* **STATED GOAL**
In your copy, leave out the pictures; write out all the data exactly.

* **EXTRACTED RECORDS**
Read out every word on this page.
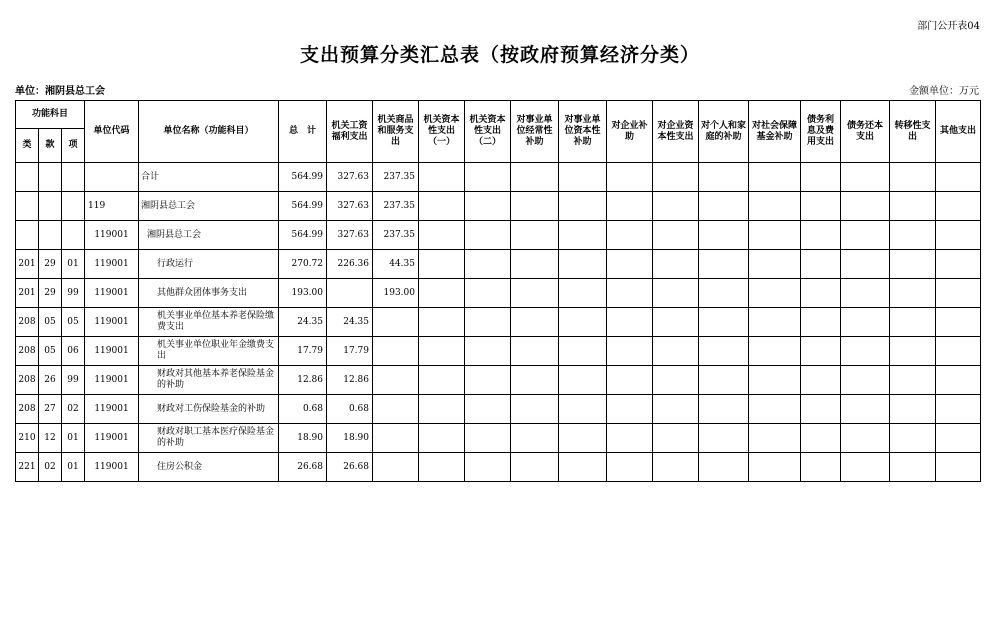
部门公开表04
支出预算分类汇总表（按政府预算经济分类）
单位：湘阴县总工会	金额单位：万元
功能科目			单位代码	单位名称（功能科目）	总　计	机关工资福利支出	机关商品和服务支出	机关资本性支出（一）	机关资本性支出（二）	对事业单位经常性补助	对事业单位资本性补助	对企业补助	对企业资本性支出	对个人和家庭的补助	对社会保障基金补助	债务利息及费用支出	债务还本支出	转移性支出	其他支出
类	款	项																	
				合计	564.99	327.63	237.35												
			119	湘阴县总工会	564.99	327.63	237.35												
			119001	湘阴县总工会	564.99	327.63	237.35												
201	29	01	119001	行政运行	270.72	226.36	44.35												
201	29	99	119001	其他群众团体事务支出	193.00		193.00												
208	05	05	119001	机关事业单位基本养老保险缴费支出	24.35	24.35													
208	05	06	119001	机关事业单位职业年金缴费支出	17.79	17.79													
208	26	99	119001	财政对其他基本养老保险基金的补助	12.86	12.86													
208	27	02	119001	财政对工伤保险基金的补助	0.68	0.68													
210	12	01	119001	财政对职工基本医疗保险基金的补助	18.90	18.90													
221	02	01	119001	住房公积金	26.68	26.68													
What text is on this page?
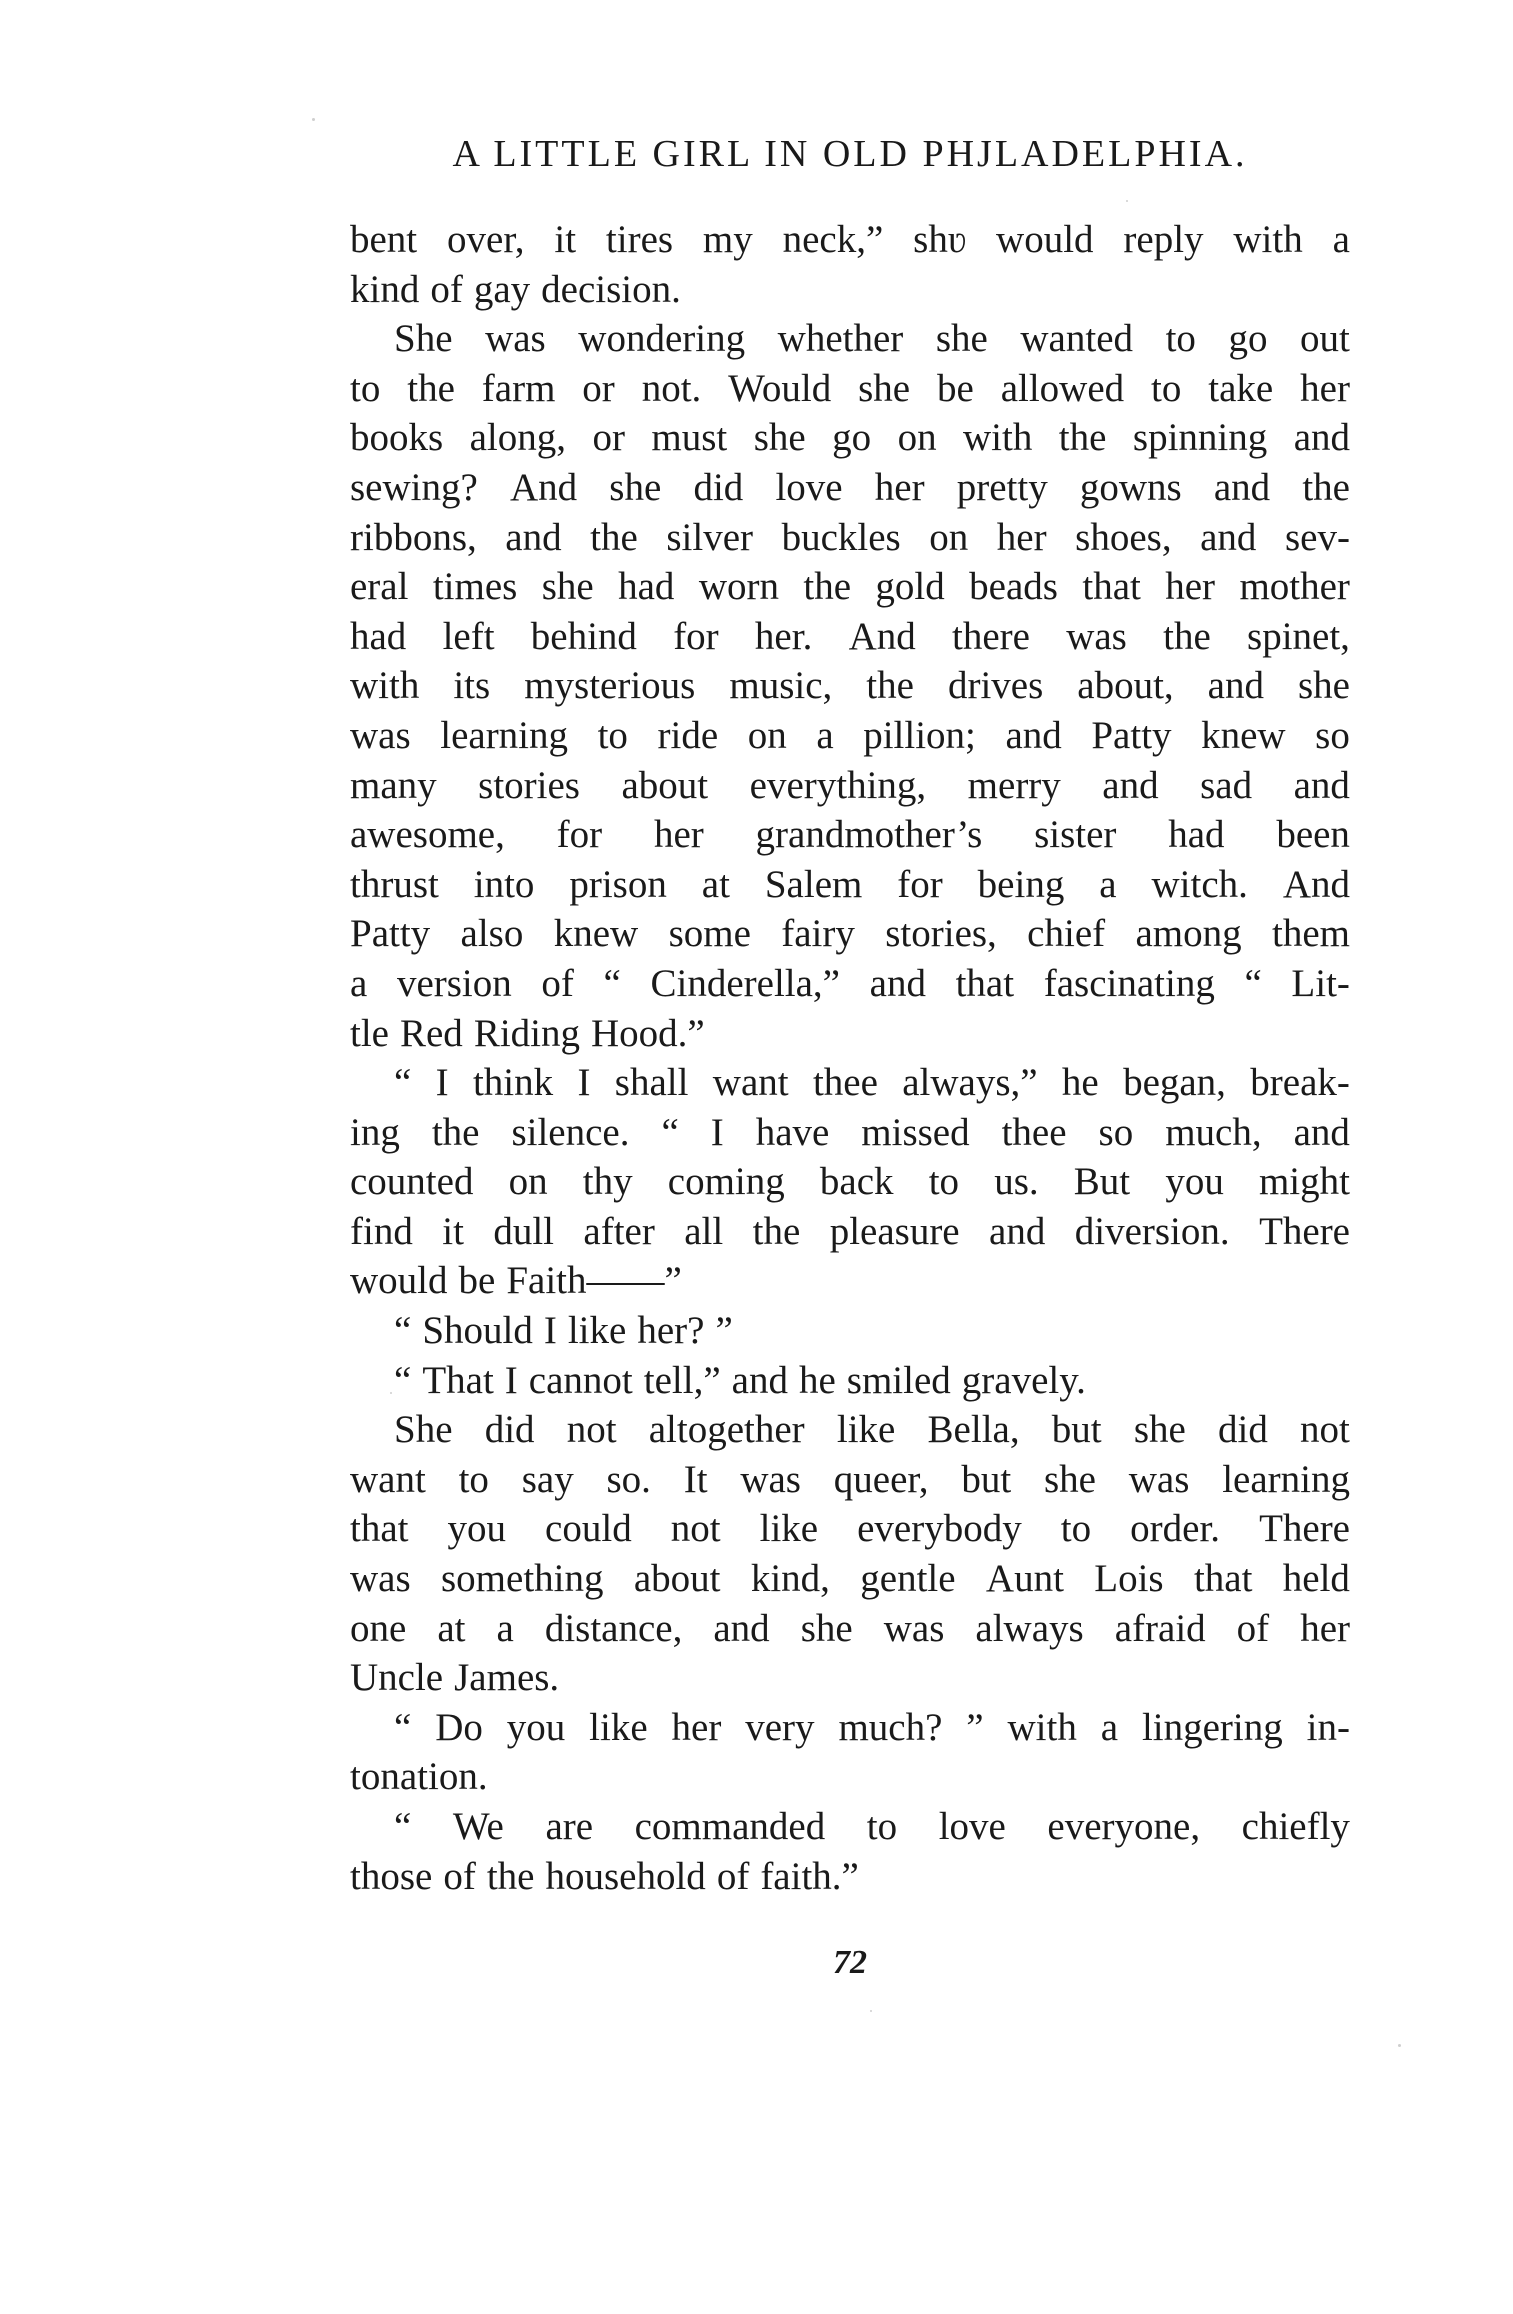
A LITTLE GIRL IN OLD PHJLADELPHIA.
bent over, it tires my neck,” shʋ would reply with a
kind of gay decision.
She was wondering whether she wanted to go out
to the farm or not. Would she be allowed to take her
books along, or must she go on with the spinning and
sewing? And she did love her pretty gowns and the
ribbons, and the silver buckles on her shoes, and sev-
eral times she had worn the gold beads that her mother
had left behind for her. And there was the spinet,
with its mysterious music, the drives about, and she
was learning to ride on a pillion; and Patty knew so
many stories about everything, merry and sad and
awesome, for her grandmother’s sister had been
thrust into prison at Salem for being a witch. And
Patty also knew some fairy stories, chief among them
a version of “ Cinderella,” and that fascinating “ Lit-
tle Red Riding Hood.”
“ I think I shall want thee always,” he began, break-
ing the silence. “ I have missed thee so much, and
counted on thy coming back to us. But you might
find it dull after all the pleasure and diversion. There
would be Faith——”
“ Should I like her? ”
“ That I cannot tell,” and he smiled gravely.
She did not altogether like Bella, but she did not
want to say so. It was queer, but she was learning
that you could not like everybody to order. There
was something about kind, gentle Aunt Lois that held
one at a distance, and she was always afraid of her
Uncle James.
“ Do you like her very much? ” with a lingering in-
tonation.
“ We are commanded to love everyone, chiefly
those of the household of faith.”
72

* **OUTPUT OF THE EXERCISE**
Read out every word on this page.
部门公开表04
支出预算分类汇总表（按政府预算经济分类）
单位：湘阴县总工会	金额单位：万元
功能科目			单位代码	单位名称（功能科目）	总　计	机关工资福利支出	机关商品和服务支出	机关资本性支出（一）	机关资本性支出（二）	对事业单位经常性补助	对事业单位资本性补助	对企业补助	对企业资本性支出	对个人和家庭的补助	对社会保障基金补助	债务利息及费用支出	债务还本支出	转移性支出	其他支出
类	款	项																	
				合计	564.99	327.63	237.35												
			119	湘阴县总工会	564.99	327.63	237.35												
			119001	湘阴县总工会	564.99	327.63	237.35												
201	29	01	119001	行政运行	270.72	226.36	44.35												
201	29	99	119001	其他群众团体事务支出	193.00		193.00												
208	05	05	119001	机关事业单位基本养老保险缴费支出	24.35	24.35													
208	05	06	119001	机关事业单位职业年金缴费支出	17.79	17.79													
208	26	99	119001	财政对其他基本养老保险基金的补助	12.86	12.86													
208	27	02	119001	财政对工伤保险基金的补助	0.68	0.68													
210	12	01	119001	财政对职工基本医疗保险基金的补助	18.90	18.90													
221	02	01	119001	住房公积金	26.68	26.68													
What text is on this page?
A LITTLE GIRL IN OLD PHJLADELPHIA.
bent over, it tires my neck,” shʋ would reply with a
kind of gay decision.
She was wondering whether she wanted to go out
to the farm or not. Would she be allowed to take her
books along, or must she go on with the spinning and
sewing? And she did love her pretty gowns and the
ribbons, and the silver buckles on her shoes, and sev-
eral times she had worn the gold beads that her mother
had left behind for her. And there was the spinet,
with its mysterious music, the drives about, and she
was learning to ride on a pillion; and Patty knew so
many stories about everything, merry and sad and
awesome, for her grandmother’s sister had been
thrust into prison at Salem for being a witch. And
Patty also knew some fairy stories, chief among them
a version of “ Cinderella,” and that fascinating “ Lit-
tle Red Riding Hood.”
“ I think I shall want thee always,” he began, break-
ing the silence. “ I have missed thee so much, and
counted on thy coming back to us. But you might
find it dull after all the pleasure and diversion. There
would be Faith——”
“ Should I like her? ”
“ That I cannot tell,” and he smiled gravely.
She did not altogether like Bella, but she did not
want to say so. It was queer, but she was learning
that you could not like everybody to order. There
was something about kind, gentle Aunt Lois that held
one at a distance, and she was always afraid of her
Uncle James.
“ Do you like her very much? ” with a lingering in-
tonation.
“ We are commanded to love everyone, chiefly
those of the household of faith.”
72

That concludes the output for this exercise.